Instructions for the task: Below is a block of records; return all of them exactly, but without the images.

[Stored data]

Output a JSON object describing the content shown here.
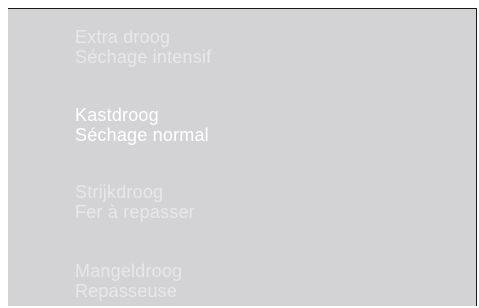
{
  "program_menu": {
    "items": [
      {
        "line1": "Extra droog",
        "line2": "Séchage intensif",
        "selected": false
      },
      {
        "line1": "Kastdroog",
        "line2": "Séchage normal",
        "selected": true
      },
      {
        "line1": "Strijkdroog",
        "line2": "Fer à repasser",
        "selected": false
      },
      {
        "line1": "Mangeldroog",
        "line2": "Repasseuse",
        "selected": false
      }
    ]
  },
  "colors": {
    "screen_background": "#d3d3d5",
    "inactive_text": "#e8e8e9",
    "active_text": "#ffffff"
  }
}
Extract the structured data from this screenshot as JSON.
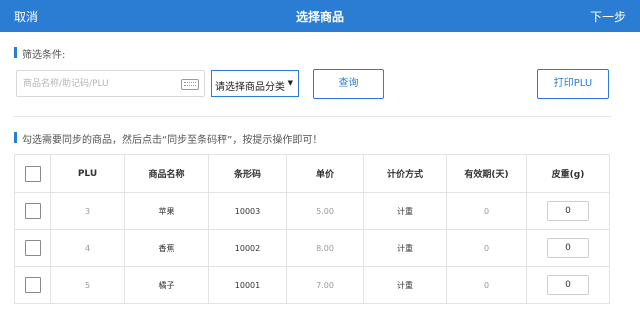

Response to this task:
Output a JSON object describing the content shown here.
{
  "program_menu": {
    "items": [
      {
        "line1": "Extra droog",
        "line2": "Séchage intensif",
        "selected": false
      },
      {
        "line1": "Kastdroog",
        "line2": "Séchage normal",
        "selected": true
      },
      {
        "line1": "Strijkdroog",
        "line2": "Fer à repasser",
        "selected": false
      },
      {
        "line1": "Mangeldroog",
        "line2": "Repasseuse",
        "selected": false
      }
    ]
  },
  "colors": {
    "screen_background": "#d3d3d5",
    "inactive_text": "#e8e8e9",
    "active_text": "#ffffff"
  }
}
Extract the structured data from this screenshot as JSON.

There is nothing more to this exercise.